_Provided entries_:
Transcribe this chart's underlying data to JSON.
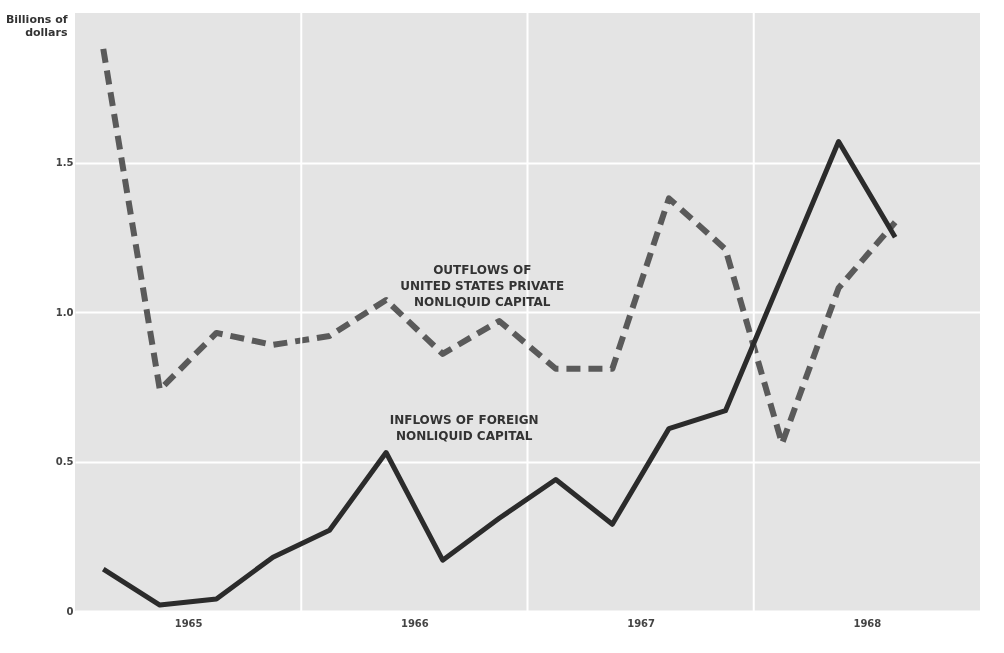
{
  "chart_data": {
    "type": "line",
    "ylabel": "Billions of\ndollars",
    "x": [
      1965.125,
      1965.375,
      1965.625,
      1965.875,
      1966.125,
      1966.375,
      1966.625,
      1966.875,
      1967.125,
      1967.375,
      1967.625,
      1967.875,
      1968.125,
      1968.375,
      1968.625
    ],
    "series": [
      {
        "name": "OUTFLOWS OF\nUNITED STATES PRIVATE\nNONLIQUID CAPITAL",
        "color": "#5a5a5a",
        "line_style": "dashed",
        "values": [
          1.88,
          0.74,
          0.93,
          0.89,
          0.92,
          1.04,
          0.86,
          0.97,
          0.81,
          0.81,
          1.38,
          1.21,
          0.56,
          1.08,
          1.3
        ]
      },
      {
        "name": "INFLOWS OF FOREIGN\nNONLIQUID CAPITAL",
        "color": "#2b2b2b",
        "line_style": "solid",
        "values": [
          0.14,
          0.02,
          0.04,
          0.18,
          0.27,
          0.53,
          0.17,
          0.31,
          0.44,
          0.29,
          0.61,
          0.67,
          1.12,
          1.57,
          1.25
        ]
      }
    ],
    "xlim": [
      1965,
      1969
    ],
    "xticks": [
      {
        "value": 1965.25,
        "label": null
      },
      {
        "value": 1965.5,
        "label": "1965"
      },
      {
        "value": 1965.75,
        "label": null
      },
      {
        "value": 1966.25,
        "label": null
      },
      {
        "value": 1966.5,
        "label": "1966"
      },
      {
        "value": 1966.75,
        "label": null
      },
      {
        "value": 1967.25,
        "label": null
      },
      {
        "value": 1967.5,
        "label": "1967"
      },
      {
        "value": 1967.75,
        "label": null
      },
      {
        "value": 1968.25,
        "label": null
      },
      {
        "value": 1968.5,
        "label": "1968"
      },
      {
        "value": 1968.75,
        "label": null
      }
    ],
    "ylim": [
      0,
      2.0
    ],
    "yticks": [
      0,
      0.5,
      {
        "value": 1.0,
        "label": "1.0"
      },
      1.5
    ],
    "grid": "y",
    "ref_lines": [
      {
        "axis": "x",
        "value": 1966,
        "color": "#ffffff"
      },
      {
        "axis": "x",
        "value": 1967,
        "color": "#ffffff"
      },
      {
        "axis": "x",
        "value": 1968,
        "color": "#ffffff"
      }
    ],
    "legend": false,
    "marker": "none"
  }
}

_Written instruction_: Pick out every line with the string "name" and copy it.

_Completed task_:
        "name": "OUTFLOWS OF\nUNITED STATES PRIVATE\nNONLIQUID CAPITAL",
        "name": "INFLOWS OF FOREIGN\nNONLIQUID CAPITAL",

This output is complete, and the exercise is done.